*Short task*:
Find the line containing "Read all visible content and emit it as JSON.". Return it and every line after it, unchanged, up to and including the last line.

*Records for this task*:
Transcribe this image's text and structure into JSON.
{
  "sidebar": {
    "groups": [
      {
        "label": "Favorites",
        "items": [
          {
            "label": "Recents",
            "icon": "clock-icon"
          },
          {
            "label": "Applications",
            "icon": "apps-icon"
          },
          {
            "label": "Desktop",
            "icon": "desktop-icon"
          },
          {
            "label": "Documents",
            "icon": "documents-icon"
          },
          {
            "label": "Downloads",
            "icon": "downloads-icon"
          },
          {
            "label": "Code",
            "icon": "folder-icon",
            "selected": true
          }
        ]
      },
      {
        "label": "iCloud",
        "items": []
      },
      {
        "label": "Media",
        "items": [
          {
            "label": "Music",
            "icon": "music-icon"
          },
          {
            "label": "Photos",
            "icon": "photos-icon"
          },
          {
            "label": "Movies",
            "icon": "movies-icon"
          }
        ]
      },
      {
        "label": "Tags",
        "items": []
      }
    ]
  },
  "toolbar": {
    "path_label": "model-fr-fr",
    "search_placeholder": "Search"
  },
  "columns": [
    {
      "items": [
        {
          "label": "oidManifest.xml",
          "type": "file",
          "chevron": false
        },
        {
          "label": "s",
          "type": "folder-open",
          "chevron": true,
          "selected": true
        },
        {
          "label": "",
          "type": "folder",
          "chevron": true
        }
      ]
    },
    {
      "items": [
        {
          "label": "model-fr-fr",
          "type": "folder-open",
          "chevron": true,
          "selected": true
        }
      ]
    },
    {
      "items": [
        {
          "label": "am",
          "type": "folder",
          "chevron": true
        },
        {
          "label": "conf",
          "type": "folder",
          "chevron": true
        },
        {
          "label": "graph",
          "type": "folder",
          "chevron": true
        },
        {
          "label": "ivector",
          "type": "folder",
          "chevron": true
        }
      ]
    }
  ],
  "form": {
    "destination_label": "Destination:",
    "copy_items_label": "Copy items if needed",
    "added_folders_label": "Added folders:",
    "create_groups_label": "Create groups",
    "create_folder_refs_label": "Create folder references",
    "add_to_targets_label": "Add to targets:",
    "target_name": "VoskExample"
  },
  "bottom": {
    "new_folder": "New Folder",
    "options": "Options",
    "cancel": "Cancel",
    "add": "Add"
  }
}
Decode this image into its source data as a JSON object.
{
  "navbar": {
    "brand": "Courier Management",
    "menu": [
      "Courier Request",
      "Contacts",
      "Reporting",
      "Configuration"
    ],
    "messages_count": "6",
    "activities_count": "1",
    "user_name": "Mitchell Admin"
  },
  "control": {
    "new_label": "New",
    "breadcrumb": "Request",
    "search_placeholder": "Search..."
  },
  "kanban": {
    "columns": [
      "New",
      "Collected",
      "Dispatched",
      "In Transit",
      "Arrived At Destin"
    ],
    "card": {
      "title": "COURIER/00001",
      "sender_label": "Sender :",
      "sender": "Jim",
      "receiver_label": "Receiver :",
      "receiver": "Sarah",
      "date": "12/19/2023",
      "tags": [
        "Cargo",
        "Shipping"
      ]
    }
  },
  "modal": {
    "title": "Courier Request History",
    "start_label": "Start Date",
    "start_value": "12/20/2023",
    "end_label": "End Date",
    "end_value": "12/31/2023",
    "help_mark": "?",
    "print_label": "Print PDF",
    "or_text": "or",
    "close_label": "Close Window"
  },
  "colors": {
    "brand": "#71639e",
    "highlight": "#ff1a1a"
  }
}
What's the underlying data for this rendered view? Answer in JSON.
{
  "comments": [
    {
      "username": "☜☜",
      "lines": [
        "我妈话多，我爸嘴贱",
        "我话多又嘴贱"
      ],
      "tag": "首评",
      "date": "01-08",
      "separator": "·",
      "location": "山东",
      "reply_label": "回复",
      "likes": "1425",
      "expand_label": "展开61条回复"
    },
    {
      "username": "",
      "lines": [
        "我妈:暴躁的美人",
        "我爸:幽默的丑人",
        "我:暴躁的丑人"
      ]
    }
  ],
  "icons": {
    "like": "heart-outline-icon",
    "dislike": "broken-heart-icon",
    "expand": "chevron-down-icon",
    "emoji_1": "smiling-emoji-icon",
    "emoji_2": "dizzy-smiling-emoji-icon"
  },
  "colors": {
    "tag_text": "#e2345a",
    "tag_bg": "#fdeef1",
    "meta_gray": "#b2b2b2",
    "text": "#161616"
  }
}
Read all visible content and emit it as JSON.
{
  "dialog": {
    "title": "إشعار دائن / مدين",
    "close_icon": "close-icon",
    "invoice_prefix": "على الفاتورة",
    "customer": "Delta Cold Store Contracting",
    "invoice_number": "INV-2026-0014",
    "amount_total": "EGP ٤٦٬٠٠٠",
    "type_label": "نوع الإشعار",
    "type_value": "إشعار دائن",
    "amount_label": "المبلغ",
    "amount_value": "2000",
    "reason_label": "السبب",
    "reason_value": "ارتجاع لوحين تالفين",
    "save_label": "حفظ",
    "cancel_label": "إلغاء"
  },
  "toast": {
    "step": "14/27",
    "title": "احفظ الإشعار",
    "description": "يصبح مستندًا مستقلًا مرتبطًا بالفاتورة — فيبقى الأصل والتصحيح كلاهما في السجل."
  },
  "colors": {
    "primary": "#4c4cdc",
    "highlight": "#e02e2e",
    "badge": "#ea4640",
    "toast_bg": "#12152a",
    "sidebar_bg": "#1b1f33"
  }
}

*Right answer*:
Read all visible content and emit it as JSON.
{
  "dialog": {
    "title": "إشعار دائن / مدين",
    "close_icon": "close-icon",
    "invoice_prefix": "على الفاتورة",
    "customer": "Delta Cold Store Contracting",
    "invoice_number": "INV-2026-0014",
    "amount_total": "EGP ٤٦٬٠٠٠",
    "type_label": "نوع الإشعار",
    "type_value": "إشعار دائن",
    "amount_label": "المبلغ",
    "amount_value": "2000",
    "reason_label": "السبب",
    "reason_value": "ارتجاع لوحين تالفين",
    "save_label": "حفظ",
    "cancel_label": "إلغاء"
  },
  "toast": {
    "step": "14/27",
    "title": "احفظ الإشعار",
    "description": "يصبح مستندًا مستقلًا مرتبطًا بالفاتورة — فيبقى الأصل والتصحيح كلاهما في السجل."
  },
  "colors": {
    "primary": "#4c4cdc",
    "highlight": "#e02e2e",
    "badge": "#ea4640",
    "toast_bg": "#12152a",
    "sidebar_bg": "#1b1f33"
  }
}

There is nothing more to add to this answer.